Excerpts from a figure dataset

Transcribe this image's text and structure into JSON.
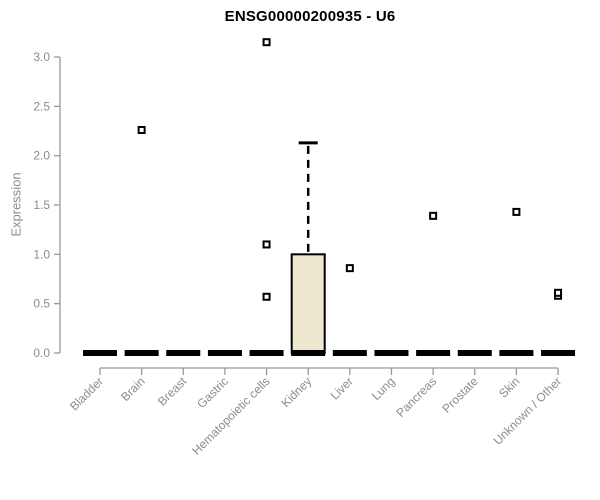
{
  "chart_data": {
    "type": "boxplot",
    "title": "ENSG00000200935 - U6",
    "ylabel": "Expression",
    "xlabel": "",
    "ylim": [
      0.0,
      3.0
    ],
    "yticks": [
      0.0,
      0.5,
      1.0,
      1.5,
      2.0,
      2.5,
      3.0
    ],
    "grid": false,
    "legend": false,
    "categories": [
      "Bladder",
      "Brain",
      "Breast",
      "Gastric",
      "Hematopoietic cells",
      "Kidney",
      "Liver",
      "Lung",
      "Pancreas",
      "Prostate",
      "Skin",
      "Unknown / Other"
    ],
    "boxes": [
      {
        "category": "Bladder",
        "whisker_low": 0,
        "q1": 0,
        "median": 0,
        "q3": 0,
        "whisker_high": 0,
        "outliers": []
      },
      {
        "category": "Brain",
        "whisker_low": 0,
        "q1": 0,
        "median": 0,
        "q3": 0,
        "whisker_high": 0,
        "outliers": [
          2.26
        ]
      },
      {
        "category": "Breast",
        "whisker_low": 0,
        "q1": 0,
        "median": 0,
        "q3": 0,
        "whisker_high": 0,
        "outliers": []
      },
      {
        "category": "Gastric",
        "whisker_low": 0,
        "q1": 0,
        "median": 0,
        "q3": 0,
        "whisker_high": 0,
        "outliers": []
      },
      {
        "category": "Hematopoietic cells",
        "whisker_low": 0,
        "q1": 0,
        "median": 0,
        "q3": 0,
        "whisker_high": 0,
        "outliers": [
          3.15,
          1.1,
          0.57
        ]
      },
      {
        "category": "Kidney",
        "whisker_low": 0,
        "q1": 0,
        "median": 0,
        "q3": 1.0,
        "whisker_high": 2.13,
        "outliers": []
      },
      {
        "category": "Liver",
        "whisker_low": 0,
        "q1": 0,
        "median": 0,
        "q3": 0,
        "whisker_high": 0,
        "outliers": [
          0.86
        ]
      },
      {
        "category": "Lung",
        "whisker_low": 0,
        "q1": 0,
        "median": 0,
        "q3": 0,
        "whisker_high": 0,
        "outliers": []
      },
      {
        "category": "Pancreas",
        "whisker_low": 0,
        "q1": 0,
        "median": 0,
        "q3": 0,
        "whisker_high": 0,
        "outliers": [
          1.39
        ]
      },
      {
        "category": "Prostate",
        "whisker_low": 0,
        "q1": 0,
        "median": 0,
        "q3": 0,
        "whisker_high": 0,
        "outliers": []
      },
      {
        "category": "Skin",
        "whisker_low": 0,
        "q1": 0,
        "median": 0,
        "q3": 0,
        "whisker_high": 0,
        "outliers": [
          1.43
        ]
      },
      {
        "category": "Unknown / Other",
        "whisker_low": 0,
        "q1": 0,
        "median": 0,
        "q3": 0,
        "whisker_high": 0,
        "outliers": [
          0.58,
          0.61
        ]
      }
    ],
    "colors": {
      "box_fill": "#EDE8CF",
      "box_border": "#000000",
      "median": "#000000",
      "outlier_fill": "#FFFFFF",
      "outlier_border": "#000000",
      "axis_line": "#999999",
      "axis_text": "#8C8C8C",
      "title_text": "#000000",
      "background": "#FFFFFF"
    }
  }
}
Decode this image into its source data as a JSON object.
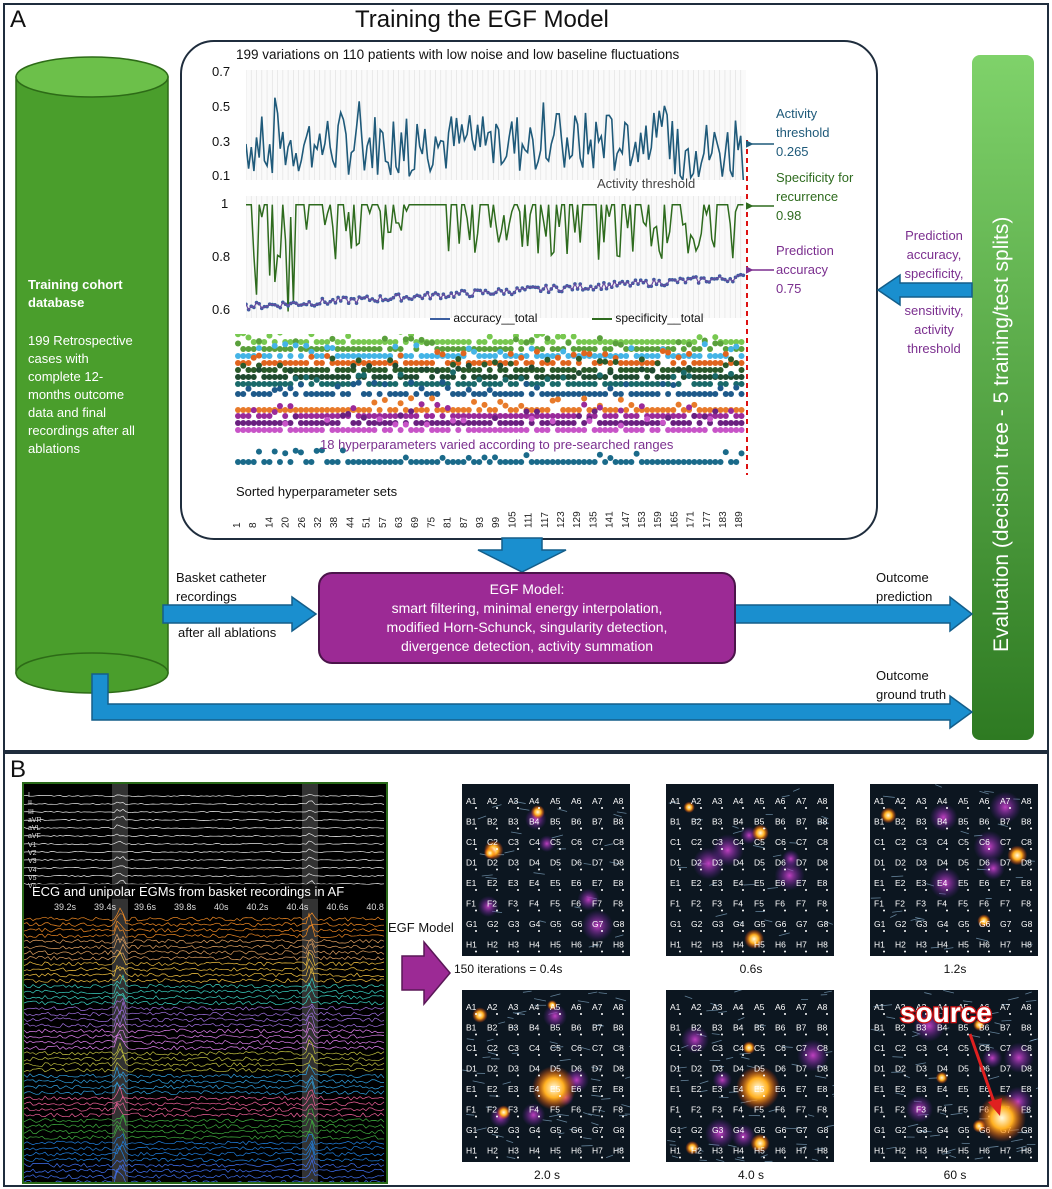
{
  "panel_a": {
    "letter": "A",
    "title": "Training the EGF Model",
    "chart_header": "199 variations on 110 patients with low noise and low baseline fluctuations",
    "cylinder": {
      "title_line1": "Training cohort",
      "title_line2": "database",
      "body": [
        "199 Retrospective",
        "cases with",
        "complete 12-",
        "months outcome",
        "data and final",
        "recordings after all",
        "ablations"
      ]
    },
    "top_chart": {
      "yticks": [
        "0.7",
        "0.5",
        "0.3",
        "0.1"
      ],
      "label": "Activity threshold",
      "annot_line1": "Activity",
      "annot_line2": "threshold",
      "annot_value": "0.265"
    },
    "mid_chart": {
      "yticks": [
        "1",
        "0.8",
        "0.6"
      ],
      "legend_acc": "accuracy__total",
      "legend_spec": "specificity__total",
      "spec_line1": "Specificity for",
      "spec_line2": "recurrence",
      "spec_value": "0.98",
      "acc_line1": "Prediction",
      "acc_line2": "accuracy",
      "acc_value": "0.75"
    },
    "hyper": {
      "label": "18 hyperparameters varied according to pre-searched ranges",
      "sorted_label": "Sorted hyperparameter sets",
      "xticks": [
        "1",
        "8",
        "14",
        "20",
        "26",
        "32",
        "38",
        "44",
        "51",
        "57",
        "63",
        "69",
        "75",
        "81",
        "87",
        "93",
        "99",
        "105",
        "111",
        "117",
        "123",
        "129",
        "135",
        "141",
        "147",
        "153",
        "159",
        "165",
        "171",
        "177",
        "183",
        "189"
      ]
    },
    "feedback": [
      "Prediction",
      "accuracy,",
      "specificity,",
      "sensitivity,",
      "activity",
      "threshold"
    ],
    "evaluation": "Evaluation (decision tree - 5 training/test splits)",
    "basket_line1": "Basket catheter",
    "basket_line2": "recordings",
    "after_ablations": "after all ablations",
    "egf_box": [
      "EGF Model:",
      "smart filtering, minimal energy interpolation,",
      "modified Horn-Schunck, singularity detection,",
      "divergence detection, activity summation"
    ],
    "outcome_pred": [
      "Outcome",
      "prediction"
    ],
    "outcome_gt": [
      "Outcome",
      "ground truth"
    ],
    "colors": {
      "cylinder": "#4a9e2c",
      "egf": "#9c2a95",
      "arrow": "#1a8fcf"
    }
  },
  "panel_b": {
    "letter": "B",
    "ecg_leads": [
      "I",
      "II",
      "III",
      "aVR",
      "aVL",
      "aVF",
      "V1",
      "V2",
      "V3",
      "V4",
      "V5",
      "V6"
    ],
    "ecg_caption": "ECG and unipolar EGMs from basket recordings in AF",
    "time_ticks": [
      "39.2s",
      "39.4s",
      "39.6s",
      "39.8s",
      "40s",
      "40.2s",
      "40.4s",
      "40.6s",
      "40.8"
    ],
    "egf_arrow_label": "EGF Model",
    "grid_rows": [
      "A",
      "B",
      "C",
      "D",
      "E",
      "F",
      "G",
      "H"
    ],
    "frame_captions": [
      "150 iterations = 0.4s",
      "0.6s",
      "1.2s",
      "2.0 s",
      "4.0 s",
      "60 s"
    ],
    "source_label": "source"
  }
}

> EXERCISE: Only lines containing the word "recordings" should appear in the answer, and every such line from the records above must be there.

> YOUR SOLUTION:
        "recordings after all",
    "basket_line2": "recordings",
    "ecg_caption": "ECG and unipolar EGMs from basket recordings in AF",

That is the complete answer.